> [Text section]
######
Generative Artificial Intelligence for Function-Driven De Novo Enzyme Design

ABSTRACT: The de novo design of artificial enzymes with customized catalytic functions represents a long-standing challenge in synthetic biology. Recent breakthroughs in deep learning, particularly the rise of Generative Artificial Intelligence (GAI), have transformed enzyme design from structure-centric strategies toward function-oriented paradigms. This review outlines the emerging computational frameworks that now span the entire design pipeline, including active site design, backbone generation, inverse folding, and virtual screening. Detailed description of active site, called a theozyme, is designed to stabilize transition states and can be guided by density functional theory (DFT) calculations that define the geometry of key catalytic components. Guided by the theozyme, GAI approaches such as diffusion and flow-matching models enable the generation of protein backbones pre-configured for catalysis. Inverse folding methods, exemplified by ProteinMPNN and LigandMPNN, further incorporate atomic-level constraints to optimize sequence–function compatibility. To assess and optimize catalytic performance, virtual screening platforms such as PLACER allow evaluation of protein–ligand conformational dynamics under catalytically relevant conditions. Through representative case studies, we illustrate how GAI-driven frameworks facilitate the rational creation of artificial enzymes with architectures distinct from natural homologs, thereby enabling catalytic activities not observed in nature. With the rapid progress and widespread adoption of GAI, we anticipate that de novo enzyme design with customized catalytic functions will soon evolve into a mature and broadly applicable methodology.
######
> [Extracted data]

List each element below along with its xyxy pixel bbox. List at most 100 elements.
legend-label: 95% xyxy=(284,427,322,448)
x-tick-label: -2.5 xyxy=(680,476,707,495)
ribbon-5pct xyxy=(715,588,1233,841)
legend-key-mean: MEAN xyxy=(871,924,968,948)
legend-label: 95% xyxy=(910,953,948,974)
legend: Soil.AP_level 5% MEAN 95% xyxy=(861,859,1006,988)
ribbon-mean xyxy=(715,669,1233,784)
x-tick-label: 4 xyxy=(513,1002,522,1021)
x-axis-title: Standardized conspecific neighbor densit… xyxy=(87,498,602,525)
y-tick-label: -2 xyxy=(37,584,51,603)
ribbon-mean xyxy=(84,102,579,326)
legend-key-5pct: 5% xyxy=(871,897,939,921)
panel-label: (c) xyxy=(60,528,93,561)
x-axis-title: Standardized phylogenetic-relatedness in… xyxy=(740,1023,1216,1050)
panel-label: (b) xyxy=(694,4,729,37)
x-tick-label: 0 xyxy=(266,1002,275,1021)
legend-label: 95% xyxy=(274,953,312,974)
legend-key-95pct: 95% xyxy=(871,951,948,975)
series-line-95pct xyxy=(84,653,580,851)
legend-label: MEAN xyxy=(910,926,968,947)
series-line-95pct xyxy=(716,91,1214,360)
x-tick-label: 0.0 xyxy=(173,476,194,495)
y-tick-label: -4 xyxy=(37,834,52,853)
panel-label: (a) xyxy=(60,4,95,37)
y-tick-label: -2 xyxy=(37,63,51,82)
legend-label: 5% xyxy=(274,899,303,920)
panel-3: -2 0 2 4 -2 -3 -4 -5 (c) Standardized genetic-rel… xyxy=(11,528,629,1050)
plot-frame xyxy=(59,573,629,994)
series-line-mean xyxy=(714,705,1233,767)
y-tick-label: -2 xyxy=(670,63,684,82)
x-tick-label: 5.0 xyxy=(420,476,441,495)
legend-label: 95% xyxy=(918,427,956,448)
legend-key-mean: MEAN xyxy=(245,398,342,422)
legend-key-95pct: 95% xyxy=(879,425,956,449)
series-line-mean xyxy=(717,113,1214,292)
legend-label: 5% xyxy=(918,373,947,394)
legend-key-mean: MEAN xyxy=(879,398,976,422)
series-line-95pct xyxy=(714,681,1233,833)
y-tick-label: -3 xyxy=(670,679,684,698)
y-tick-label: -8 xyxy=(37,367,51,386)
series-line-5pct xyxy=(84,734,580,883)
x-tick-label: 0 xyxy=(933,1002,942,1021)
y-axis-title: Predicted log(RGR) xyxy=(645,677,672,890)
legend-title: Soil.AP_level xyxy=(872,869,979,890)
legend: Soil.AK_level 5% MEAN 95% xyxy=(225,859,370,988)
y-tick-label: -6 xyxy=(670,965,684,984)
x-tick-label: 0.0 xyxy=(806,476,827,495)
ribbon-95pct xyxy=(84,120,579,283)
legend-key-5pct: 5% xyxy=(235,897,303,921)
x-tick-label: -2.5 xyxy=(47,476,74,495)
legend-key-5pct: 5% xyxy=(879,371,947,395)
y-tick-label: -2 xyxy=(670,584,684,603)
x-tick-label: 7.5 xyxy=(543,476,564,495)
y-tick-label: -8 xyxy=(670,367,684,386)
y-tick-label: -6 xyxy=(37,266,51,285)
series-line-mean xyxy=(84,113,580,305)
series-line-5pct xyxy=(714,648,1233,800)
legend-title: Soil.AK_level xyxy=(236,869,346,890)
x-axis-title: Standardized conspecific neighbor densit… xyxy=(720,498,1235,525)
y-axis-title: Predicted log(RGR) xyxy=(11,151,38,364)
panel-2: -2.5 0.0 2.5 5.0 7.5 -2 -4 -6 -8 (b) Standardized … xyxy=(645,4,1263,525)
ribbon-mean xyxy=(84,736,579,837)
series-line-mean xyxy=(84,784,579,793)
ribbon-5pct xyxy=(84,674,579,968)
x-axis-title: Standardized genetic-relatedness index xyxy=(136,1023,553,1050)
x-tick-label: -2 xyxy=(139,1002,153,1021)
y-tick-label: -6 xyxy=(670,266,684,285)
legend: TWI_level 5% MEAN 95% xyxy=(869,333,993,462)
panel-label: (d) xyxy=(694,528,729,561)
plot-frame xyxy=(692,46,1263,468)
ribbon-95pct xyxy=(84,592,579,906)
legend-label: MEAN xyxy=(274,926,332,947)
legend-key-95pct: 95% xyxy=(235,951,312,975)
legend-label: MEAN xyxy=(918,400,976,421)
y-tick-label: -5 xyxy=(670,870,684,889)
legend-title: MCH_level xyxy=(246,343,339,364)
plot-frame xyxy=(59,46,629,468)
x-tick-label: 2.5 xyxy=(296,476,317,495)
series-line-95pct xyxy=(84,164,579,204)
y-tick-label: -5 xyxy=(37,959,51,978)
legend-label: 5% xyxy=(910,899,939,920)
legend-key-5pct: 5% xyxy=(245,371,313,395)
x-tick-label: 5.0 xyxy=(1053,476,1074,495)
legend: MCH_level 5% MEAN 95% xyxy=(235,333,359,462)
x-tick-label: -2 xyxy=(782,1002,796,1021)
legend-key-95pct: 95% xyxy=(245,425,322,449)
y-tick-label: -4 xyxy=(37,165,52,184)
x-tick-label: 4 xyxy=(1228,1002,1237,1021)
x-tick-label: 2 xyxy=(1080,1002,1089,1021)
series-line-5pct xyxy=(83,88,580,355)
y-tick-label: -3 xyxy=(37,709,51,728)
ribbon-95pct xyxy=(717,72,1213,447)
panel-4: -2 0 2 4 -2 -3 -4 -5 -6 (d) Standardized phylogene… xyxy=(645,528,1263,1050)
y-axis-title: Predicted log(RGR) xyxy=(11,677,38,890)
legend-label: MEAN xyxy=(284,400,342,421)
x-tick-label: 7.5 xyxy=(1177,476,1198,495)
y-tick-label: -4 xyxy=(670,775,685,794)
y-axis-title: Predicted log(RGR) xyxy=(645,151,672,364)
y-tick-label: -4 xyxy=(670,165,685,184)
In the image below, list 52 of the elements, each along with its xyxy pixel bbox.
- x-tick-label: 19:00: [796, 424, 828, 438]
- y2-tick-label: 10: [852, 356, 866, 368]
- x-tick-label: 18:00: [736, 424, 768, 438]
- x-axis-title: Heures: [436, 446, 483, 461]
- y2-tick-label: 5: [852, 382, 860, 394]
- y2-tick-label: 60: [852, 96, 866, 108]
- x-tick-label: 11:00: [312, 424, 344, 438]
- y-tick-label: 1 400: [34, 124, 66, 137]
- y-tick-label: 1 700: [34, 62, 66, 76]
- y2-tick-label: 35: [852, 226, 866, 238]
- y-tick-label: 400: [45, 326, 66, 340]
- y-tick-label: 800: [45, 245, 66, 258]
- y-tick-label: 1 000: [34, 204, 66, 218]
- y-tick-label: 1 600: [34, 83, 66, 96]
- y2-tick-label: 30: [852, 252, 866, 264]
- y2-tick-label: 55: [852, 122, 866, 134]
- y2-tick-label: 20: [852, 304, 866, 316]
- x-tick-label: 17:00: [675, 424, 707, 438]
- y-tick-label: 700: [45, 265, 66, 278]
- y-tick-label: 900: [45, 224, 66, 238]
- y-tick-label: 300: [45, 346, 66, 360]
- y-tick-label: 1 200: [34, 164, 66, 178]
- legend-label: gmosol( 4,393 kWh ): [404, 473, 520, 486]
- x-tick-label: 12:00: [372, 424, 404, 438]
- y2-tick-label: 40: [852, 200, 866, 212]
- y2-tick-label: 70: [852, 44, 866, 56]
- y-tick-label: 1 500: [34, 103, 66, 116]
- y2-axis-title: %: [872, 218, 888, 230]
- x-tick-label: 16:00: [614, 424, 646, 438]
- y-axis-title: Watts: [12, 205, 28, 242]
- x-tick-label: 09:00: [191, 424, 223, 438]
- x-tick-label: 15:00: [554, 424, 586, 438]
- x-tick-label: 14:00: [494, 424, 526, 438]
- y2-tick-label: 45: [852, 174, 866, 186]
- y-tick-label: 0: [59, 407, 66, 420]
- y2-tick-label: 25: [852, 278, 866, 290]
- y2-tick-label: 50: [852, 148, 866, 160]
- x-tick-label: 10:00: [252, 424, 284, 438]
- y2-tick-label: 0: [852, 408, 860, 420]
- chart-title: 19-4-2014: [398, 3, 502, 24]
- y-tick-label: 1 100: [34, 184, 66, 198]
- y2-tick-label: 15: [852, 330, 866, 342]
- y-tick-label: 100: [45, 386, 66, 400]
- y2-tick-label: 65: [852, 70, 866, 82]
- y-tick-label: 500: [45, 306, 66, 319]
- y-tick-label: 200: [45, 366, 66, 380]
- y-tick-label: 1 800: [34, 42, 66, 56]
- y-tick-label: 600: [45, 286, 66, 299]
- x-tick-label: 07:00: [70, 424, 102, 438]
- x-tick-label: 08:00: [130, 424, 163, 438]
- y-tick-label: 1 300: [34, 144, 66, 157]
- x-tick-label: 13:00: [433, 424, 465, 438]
######
> [Task list]
A) Translate this sentence from the abstract on de novo enzyme design into Spanish: "Inverse folding methods, exemplified by ProteinMPNN and LigandMPNN, further incorporate atomic-level constraints to optimize sequence–function compatibility."
B) According to the abstract on de novo enzyme design, what is the detailed description of the active site called?

> [Task-by-task results]
A) Los métodos de plegamiento inverso, ejemplificados por ProteinMPNN y LigandMPNN, incorporan además restricciones a nivel atómico para optimizar la compatibilidad entre secuencia y función.

B) A theozyme.